◆ EXERCISE TASK
Count how many lines of the material below have the word "Slot" and give only the number.

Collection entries

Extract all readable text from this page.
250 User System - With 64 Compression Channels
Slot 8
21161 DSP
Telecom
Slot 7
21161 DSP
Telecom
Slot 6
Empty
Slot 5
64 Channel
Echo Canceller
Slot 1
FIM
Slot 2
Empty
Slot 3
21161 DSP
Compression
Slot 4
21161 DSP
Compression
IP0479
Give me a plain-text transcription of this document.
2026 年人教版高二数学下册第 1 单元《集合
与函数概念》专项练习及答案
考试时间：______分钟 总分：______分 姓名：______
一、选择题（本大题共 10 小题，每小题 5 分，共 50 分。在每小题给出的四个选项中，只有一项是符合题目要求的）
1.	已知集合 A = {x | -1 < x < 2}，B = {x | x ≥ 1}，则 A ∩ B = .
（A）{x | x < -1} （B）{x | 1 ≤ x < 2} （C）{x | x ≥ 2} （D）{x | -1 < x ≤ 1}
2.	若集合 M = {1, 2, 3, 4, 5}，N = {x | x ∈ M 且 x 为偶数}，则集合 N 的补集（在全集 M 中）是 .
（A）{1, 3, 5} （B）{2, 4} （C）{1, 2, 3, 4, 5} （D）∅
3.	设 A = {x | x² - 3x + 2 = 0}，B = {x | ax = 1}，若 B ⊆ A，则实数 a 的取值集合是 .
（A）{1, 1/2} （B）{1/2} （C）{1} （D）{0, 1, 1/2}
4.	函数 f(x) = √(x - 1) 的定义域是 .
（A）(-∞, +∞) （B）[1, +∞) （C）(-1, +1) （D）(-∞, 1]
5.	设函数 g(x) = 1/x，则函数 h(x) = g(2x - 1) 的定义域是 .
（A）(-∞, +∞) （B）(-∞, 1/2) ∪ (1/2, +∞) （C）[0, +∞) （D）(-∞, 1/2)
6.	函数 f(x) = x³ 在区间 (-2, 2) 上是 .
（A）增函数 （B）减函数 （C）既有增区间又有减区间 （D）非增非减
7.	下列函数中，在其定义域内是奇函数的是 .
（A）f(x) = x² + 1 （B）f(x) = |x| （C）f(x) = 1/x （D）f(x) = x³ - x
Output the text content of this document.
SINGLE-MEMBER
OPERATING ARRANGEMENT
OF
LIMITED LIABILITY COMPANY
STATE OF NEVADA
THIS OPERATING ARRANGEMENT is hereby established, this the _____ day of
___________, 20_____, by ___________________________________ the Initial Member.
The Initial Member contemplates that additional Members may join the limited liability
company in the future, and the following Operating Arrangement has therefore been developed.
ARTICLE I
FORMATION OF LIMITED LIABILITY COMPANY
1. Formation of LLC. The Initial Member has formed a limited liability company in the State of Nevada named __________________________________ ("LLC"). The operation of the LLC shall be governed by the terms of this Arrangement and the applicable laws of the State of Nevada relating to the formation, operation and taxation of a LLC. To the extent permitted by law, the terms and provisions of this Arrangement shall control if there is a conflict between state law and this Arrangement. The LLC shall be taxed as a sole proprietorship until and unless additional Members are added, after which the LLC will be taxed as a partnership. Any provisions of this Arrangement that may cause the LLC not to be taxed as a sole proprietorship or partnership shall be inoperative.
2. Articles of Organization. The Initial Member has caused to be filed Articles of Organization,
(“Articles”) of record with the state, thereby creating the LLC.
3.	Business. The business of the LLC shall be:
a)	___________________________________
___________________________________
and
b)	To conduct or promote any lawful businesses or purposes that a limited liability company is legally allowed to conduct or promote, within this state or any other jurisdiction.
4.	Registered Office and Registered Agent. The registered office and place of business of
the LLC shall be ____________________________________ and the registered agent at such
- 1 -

◆ TASK RESPONSE
8